Retype the listing that follows, exactly as written.

[Dataset excerpt]
::::
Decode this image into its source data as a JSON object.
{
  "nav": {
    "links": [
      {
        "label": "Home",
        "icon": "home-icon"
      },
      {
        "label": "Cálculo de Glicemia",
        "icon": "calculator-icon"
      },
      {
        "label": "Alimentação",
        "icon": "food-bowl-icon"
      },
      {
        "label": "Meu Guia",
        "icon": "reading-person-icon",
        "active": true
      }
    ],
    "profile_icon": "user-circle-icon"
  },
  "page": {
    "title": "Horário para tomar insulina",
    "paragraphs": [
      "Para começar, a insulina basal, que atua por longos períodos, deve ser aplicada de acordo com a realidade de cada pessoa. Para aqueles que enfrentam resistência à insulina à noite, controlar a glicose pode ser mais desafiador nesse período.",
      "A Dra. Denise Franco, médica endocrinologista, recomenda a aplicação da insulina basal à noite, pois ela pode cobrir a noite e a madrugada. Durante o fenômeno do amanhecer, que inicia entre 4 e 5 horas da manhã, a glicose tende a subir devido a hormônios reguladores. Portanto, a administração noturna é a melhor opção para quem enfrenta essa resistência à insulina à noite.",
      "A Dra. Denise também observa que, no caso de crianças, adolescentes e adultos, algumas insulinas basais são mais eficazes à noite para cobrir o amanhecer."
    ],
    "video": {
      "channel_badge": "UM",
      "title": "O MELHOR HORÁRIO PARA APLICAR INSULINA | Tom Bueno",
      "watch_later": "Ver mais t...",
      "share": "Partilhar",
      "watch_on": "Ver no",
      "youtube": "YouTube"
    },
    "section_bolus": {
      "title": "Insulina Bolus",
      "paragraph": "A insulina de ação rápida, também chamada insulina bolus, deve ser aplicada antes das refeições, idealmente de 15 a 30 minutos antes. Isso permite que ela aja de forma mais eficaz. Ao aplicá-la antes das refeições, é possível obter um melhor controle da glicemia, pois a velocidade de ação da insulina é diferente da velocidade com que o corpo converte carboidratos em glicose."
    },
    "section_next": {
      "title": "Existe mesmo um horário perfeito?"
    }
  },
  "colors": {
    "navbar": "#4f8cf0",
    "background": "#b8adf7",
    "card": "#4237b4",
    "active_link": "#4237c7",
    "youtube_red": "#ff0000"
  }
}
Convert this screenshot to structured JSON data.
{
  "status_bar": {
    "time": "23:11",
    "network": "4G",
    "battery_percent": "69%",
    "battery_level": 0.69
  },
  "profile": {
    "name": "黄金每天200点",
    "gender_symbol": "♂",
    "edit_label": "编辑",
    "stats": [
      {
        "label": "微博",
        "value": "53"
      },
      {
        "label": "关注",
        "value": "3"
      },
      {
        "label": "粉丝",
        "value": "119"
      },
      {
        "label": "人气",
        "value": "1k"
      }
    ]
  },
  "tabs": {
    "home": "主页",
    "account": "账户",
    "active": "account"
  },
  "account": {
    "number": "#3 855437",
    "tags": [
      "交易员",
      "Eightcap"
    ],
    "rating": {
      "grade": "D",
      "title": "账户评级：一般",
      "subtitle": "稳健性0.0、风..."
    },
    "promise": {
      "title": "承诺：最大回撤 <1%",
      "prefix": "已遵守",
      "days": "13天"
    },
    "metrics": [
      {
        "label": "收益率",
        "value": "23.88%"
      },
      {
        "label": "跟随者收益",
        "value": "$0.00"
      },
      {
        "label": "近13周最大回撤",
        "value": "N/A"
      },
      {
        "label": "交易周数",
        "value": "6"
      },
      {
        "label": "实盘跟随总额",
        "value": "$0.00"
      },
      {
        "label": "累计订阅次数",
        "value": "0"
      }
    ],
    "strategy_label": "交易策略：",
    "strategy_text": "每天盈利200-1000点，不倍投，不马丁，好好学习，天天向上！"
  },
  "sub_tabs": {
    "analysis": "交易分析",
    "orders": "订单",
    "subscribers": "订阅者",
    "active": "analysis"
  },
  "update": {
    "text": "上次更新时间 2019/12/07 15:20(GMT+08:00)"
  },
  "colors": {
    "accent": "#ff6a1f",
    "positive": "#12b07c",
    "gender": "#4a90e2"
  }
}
::::
Result of this exercise:
Decode this image into its source data as a JSON object.
{
  "nav": {
    "links": [
      {
        "label": "Home",
        "icon": "home-icon"
      },
      {
        "label": "Cálculo de Glicemia",
        "icon": "calculator-icon"
      },
      {
        "label": "Alimentação",
        "icon": "food-bowl-icon"
      },
      {
        "label": "Meu Guia",
        "icon": "reading-person-icon",
        "active": true
      }
    ],
    "profile_icon": "user-circle-icon"
  },
  "page": {
    "title": "Horário para tomar insulina",
    "paragraphs": [
      "Para começar, a insulina basal, que atua por longos períodos, deve ser aplicada de acordo com a realidade de cada pessoa. Para aqueles que enfrentam resistência à insulina à noite, controlar a glicose pode ser mais desafiador nesse período.",
      "A Dra. Denise Franco, médica endocrinologista, recomenda a aplicação da insulina basal à noite, pois ela pode cobrir a noite e a madrugada. Durante o fenômeno do amanhecer, que inicia entre 4 e 5 horas da manhã, a glicose tende a subir devido a hormônios reguladores. Portanto, a administração noturna é a melhor opção para quem enfrenta essa resistência à insulina à noite.",
      "A Dra. Denise também observa que, no caso de crianças, adolescentes e adultos, algumas insulinas basais são mais eficazes à noite para cobrir o amanhecer."
    ],
    "video": {
      "channel_badge": "UM",
      "title": "O MELHOR HORÁRIO PARA APLICAR INSULINA | Tom Bueno",
      "watch_later": "Ver mais t...",
      "share": "Partilhar",
      "watch_on": "Ver no",
      "youtube": "YouTube"
    },
    "section_bolus": {
      "title": "Insulina Bolus",
      "paragraph": "A insulina de ação rápida, também chamada insulina bolus, deve ser aplicada antes das refeições, idealmente de 15 a 30 minutos antes. Isso permite que ela aja de forma mais eficaz. Ao aplicá-la antes das refeições, é possível obter um melhor controle da glicemia, pois a velocidade de ação da insulina é diferente da velocidade com que o corpo converte carboidratos em glicose."
    },
    "section_next": {
      "title": "Existe mesmo um horário perfeito?"
    }
  },
  "colors": {
    "navbar": "#4f8cf0",
    "background": "#b8adf7",
    "card": "#4237b4",
    "active_link": "#4237c7",
    "youtube_red": "#ff0000"
  }
}
Convert this screenshot to structured JSON data.
{
  "status_bar": {
    "time": "23:11",
    "network": "4G",
    "battery_percent": "69%",
    "battery_level": 0.69
  },
  "profile": {
    "name": "黄金每天200点",
    "gender_symbol": "♂",
    "edit_label": "编辑",
    "stats": [
      {
        "label": "微博",
        "value": "53"
      },
      {
        "label": "关注",
        "value": "3"
      },
      {
        "label": "粉丝",
        "value": "119"
      },
      {
        "label": "人气",
        "value": "1k"
      }
    ]
  },
  "tabs": {
    "home": "主页",
    "account": "账户",
    "active": "account"
  },
  "account": {
    "number": "#3 855437",
    "tags": [
      "交易员",
      "Eightcap"
    ],
    "rating": {
      "grade": "D",
      "title": "账户评级：一般",
      "subtitle": "稳健性0.0、风..."
    },
    "promise": {
      "title": "承诺：最大回撤 <1%",
      "prefix": "已遵守",
      "days": "13天"
    },
    "metrics": [
      {
        "label": "收益率",
        "value": "23.88%"
      },
      {
        "label": "跟随者收益",
        "value": "$0.00"
      },
      {
        "label": "近13周最大回撤",
        "value": "N/A"
      },
      {
        "label": "交易周数",
        "value": "6"
      },
      {
        "label": "实盘跟随总额",
        "value": "$0.00"
      },
      {
        "label": "累计订阅次数",
        "value": "0"
      }
    ],
    "strategy_label": "交易策略：",
    "strategy_text": "每天盈利200-1000点，不倍投，不马丁，好好学习，天天向上！"
  },
  "sub_tabs": {
    "analysis": "交易分析",
    "orders": "订单",
    "subscribers": "订阅者",
    "active": "analysis"
  },
  "update": {
    "text": "上次更新时间 2019/12/07 15:20(GMT+08:00)"
  },
  "colors": {
    "accent": "#ff6a1f",
    "positive": "#12b07c",
    "gender": "#4a90e2"
  }
}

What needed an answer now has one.